TO DO » Extract the full set of records, then give each one again exactly.
----- GIVEN RECORDS -----
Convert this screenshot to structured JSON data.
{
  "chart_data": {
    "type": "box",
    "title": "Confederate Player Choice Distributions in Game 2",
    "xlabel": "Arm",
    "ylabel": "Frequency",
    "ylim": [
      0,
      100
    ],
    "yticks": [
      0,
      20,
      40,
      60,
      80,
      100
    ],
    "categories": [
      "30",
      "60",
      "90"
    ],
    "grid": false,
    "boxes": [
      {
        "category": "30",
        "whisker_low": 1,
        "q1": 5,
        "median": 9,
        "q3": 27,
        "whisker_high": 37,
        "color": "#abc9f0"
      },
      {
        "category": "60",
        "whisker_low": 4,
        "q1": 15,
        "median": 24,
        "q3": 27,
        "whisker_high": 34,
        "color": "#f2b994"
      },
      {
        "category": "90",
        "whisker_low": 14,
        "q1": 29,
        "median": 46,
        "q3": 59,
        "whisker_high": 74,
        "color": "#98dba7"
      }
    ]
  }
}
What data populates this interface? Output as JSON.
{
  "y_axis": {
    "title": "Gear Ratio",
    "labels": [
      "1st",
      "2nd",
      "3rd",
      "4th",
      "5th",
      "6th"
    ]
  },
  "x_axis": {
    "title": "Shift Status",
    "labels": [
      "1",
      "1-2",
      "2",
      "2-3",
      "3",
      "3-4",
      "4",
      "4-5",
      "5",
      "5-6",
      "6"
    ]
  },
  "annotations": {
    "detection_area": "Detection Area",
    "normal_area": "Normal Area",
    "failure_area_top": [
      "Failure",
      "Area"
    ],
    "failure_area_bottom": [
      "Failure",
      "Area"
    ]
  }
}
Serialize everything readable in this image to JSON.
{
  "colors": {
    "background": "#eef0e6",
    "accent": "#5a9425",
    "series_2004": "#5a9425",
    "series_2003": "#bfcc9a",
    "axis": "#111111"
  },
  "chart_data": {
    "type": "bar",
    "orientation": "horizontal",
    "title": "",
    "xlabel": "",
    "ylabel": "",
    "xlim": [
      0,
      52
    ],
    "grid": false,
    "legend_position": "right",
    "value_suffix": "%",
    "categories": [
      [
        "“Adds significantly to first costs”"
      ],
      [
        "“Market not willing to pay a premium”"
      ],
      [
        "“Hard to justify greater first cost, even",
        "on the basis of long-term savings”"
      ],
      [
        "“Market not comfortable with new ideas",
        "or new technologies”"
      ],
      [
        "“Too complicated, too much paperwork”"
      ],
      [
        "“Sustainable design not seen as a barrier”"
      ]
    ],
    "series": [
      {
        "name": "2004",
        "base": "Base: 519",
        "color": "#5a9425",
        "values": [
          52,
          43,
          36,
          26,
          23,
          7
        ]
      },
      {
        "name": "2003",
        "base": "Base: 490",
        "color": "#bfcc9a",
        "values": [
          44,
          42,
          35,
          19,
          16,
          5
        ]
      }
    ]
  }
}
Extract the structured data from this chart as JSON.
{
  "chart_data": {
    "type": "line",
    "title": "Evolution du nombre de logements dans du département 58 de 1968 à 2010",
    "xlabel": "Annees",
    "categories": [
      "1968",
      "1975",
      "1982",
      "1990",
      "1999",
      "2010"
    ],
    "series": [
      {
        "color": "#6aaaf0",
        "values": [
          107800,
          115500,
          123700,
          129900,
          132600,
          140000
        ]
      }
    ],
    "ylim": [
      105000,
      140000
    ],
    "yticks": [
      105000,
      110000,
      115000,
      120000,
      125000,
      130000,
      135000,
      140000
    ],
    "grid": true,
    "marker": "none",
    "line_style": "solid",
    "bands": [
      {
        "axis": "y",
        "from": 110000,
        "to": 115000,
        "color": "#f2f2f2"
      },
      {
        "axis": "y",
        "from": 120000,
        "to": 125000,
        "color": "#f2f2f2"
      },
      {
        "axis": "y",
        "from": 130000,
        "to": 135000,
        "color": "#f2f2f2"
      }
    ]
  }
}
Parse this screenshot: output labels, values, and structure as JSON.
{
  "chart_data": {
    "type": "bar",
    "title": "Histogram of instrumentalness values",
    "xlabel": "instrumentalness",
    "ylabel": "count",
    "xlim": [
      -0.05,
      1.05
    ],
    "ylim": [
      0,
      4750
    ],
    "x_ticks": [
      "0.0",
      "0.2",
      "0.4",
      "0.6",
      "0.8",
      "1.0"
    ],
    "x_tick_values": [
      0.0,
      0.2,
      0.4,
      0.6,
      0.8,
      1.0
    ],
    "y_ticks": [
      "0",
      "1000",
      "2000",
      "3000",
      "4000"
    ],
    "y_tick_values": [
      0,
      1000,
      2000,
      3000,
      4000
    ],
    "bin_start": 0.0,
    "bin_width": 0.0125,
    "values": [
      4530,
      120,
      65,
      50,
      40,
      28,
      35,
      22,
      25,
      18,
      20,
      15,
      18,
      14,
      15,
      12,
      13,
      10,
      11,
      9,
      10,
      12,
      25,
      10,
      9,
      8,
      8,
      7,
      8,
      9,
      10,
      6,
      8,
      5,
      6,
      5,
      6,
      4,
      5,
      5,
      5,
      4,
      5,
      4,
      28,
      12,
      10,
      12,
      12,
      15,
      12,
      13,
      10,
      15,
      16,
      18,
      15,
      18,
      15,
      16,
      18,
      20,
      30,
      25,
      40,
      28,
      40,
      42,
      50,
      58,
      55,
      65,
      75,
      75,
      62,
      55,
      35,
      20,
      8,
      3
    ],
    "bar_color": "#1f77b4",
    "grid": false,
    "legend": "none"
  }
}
-----
EXERCISE SOLUTION »
Convert this screenshot to structured JSON data.
{
  "chart_data": {
    "type": "box",
    "title": "Confederate Player Choice Distributions in Game 2",
    "xlabel": "Arm",
    "ylabel": "Frequency",
    "ylim": [
      0,
      100
    ],
    "yticks": [
      0,
      20,
      40,
      60,
      80,
      100
    ],
    "categories": [
      "30",
      "60",
      "90"
    ],
    "grid": false,
    "boxes": [
      {
        "category": "30",
        "whisker_low": 1,
        "q1": 5,
        "median": 9,
        "q3": 27,
        "whisker_high": 37,
        "color": "#abc9f0"
      },
      {
        "category": "60",
        "whisker_low": 4,
        "q1": 15,
        "median": 24,
        "q3": 27,
        "whisker_high": 34,
        "color": "#f2b994"
      },
      {
        "category": "90",
        "whisker_low": 14,
        "q1": 29,
        "median": 46,
        "q3": 59,
        "whisker_high": 74,
        "color": "#98dba7"
      }
    ]
  }
}
What data populates this interface? Output as JSON.
{
  "y_axis": {
    "title": "Gear Ratio",
    "labels": [
      "1st",
      "2nd",
      "3rd",
      "4th",
      "5th",
      "6th"
    ]
  },
  "x_axis": {
    "title": "Shift Status",
    "labels": [
      "1",
      "1-2",
      "2",
      "2-3",
      "3",
      "3-4",
      "4",
      "4-5",
      "5",
      "5-6",
      "6"
    ]
  },
  "annotations": {
    "detection_area": "Detection Area",
    "normal_area": "Normal Area",
    "failure_area_top": [
      "Failure",
      "Area"
    ],
    "failure_area_bottom": [
      "Failure",
      "Area"
    ]
  }
}
Serialize everything readable in this image to JSON.
{
  "colors": {
    "background": "#eef0e6",
    "accent": "#5a9425",
    "series_2004": "#5a9425",
    "series_2003": "#bfcc9a",
    "axis": "#111111"
  },
  "chart_data": {
    "type": "bar",
    "orientation": "horizontal",
    "title": "",
    "xlabel": "",
    "ylabel": "",
    "xlim": [
      0,
      52
    ],
    "grid": false,
    "legend_position": "right",
    "value_suffix": "%",
    "categories": [
      [
        "“Adds significantly to first costs”"
      ],
      [
        "“Market not willing to pay a premium”"
      ],
      [
        "“Hard to justify greater first cost, even",
        "on the basis of long-term savings”"
      ],
      [
        "“Market not comfortable with new ideas",
        "or new technologies”"
      ],
      [
        "“Too complicated, too much paperwork”"
      ],
      [
        "“Sustainable design not seen as a barrier”"
      ]
    ],
    "series": [
      {
        "name": "2004",
        "base": "Base: 519",
        "color": "#5a9425",
        "values": [
          52,
          43,
          36,
          26,
          23,
          7
        ]
      },
      {
        "name": "2003",
        "base": "Base: 490",
        "color": "#bfcc9a",
        "values": [
          44,
          42,
          35,
          19,
          16,
          5
        ]
      }
    ]
  }
}
Extract the structured data from this chart as JSON.
{
  "chart_data": {
    "type": "line",
    "title": "Evolution du nombre de logements dans du département 58 de 1968 à 2010",
    "xlabel": "Annees",
    "categories": [
      "1968",
      "1975",
      "1982",
      "1990",
      "1999",
      "2010"
    ],
    "series": [
      {
        "color": "#6aaaf0",
        "values": [
          107800,
          115500,
          123700,
          129900,
          132600,
          140000
        ]
      }
    ],
    "ylim": [
      105000,
      140000
    ],
    "yticks": [
      105000,
      110000,
      115000,
      120000,
      125000,
      130000,
      135000,
      140000
    ],
    "grid": true,
    "marker": "none",
    "line_style": "solid",
    "bands": [
      {
        "axis": "y",
        "from": 110000,
        "to": 115000,
        "color": "#f2f2f2"
      },
      {
        "axis": "y",
        "from": 120000,
        "to": 125000,
        "color": "#f2f2f2"
      },
      {
        "axis": "y",
        "from": 130000,
        "to": 135000,
        "color": "#f2f2f2"
      }
    ]
  }
}
Parse this screenshot: output labels, values, and structure as JSON.
{
  "chart_data": {
    "type": "bar",
    "title": "Histogram of instrumentalness values",
    "xlabel": "instrumentalness",
    "ylabel": "count",
    "xlim": [
      -0.05,
      1.05
    ],
    "ylim": [
      0,
      4750
    ],
    "x_ticks": [
      "0.0",
      "0.2",
      "0.4",
      "0.6",
      "0.8",
      "1.0"
    ],
    "x_tick_values": [
      0.0,
      0.2,
      0.4,
      0.6,
      0.8,
      1.0
    ],
    "y_ticks": [
      "0",
      "1000",
      "2000",
      "3000",
      "4000"
    ],
    "y_tick_values": [
      0,
      1000,
      2000,
      3000,
      4000
    ],
    "bin_start": 0.0,
    "bin_width": 0.0125,
    "values": [
      4530,
      120,
      65,
      50,
      40,
      28,
      35,
      22,
      25,
      18,
      20,
      15,
      18,
      14,
      15,
      12,
      13,
      10,
      11,
      9,
      10,
      12,
      25,
      10,
      9,
      8,
      8,
      7,
      8,
      9,
      10,
      6,
      8,
      5,
      6,
      5,
      6,
      4,
      5,
      5,
      5,
      4,
      5,
      4,
      28,
      12,
      10,
      12,
      12,
      15,
      12,
      13,
      10,
      15,
      16,
      18,
      15,
      18,
      15,
      16,
      18,
      20,
      30,
      25,
      40,
      28,
      40,
      42,
      50,
      58,
      55,
      65,
      75,
      75,
      62,
      55,
      35,
      20,
      8,
      3
    ],
    "bar_color": "#1f77b4",
    "grid": false,
    "legend": "none"
  }
}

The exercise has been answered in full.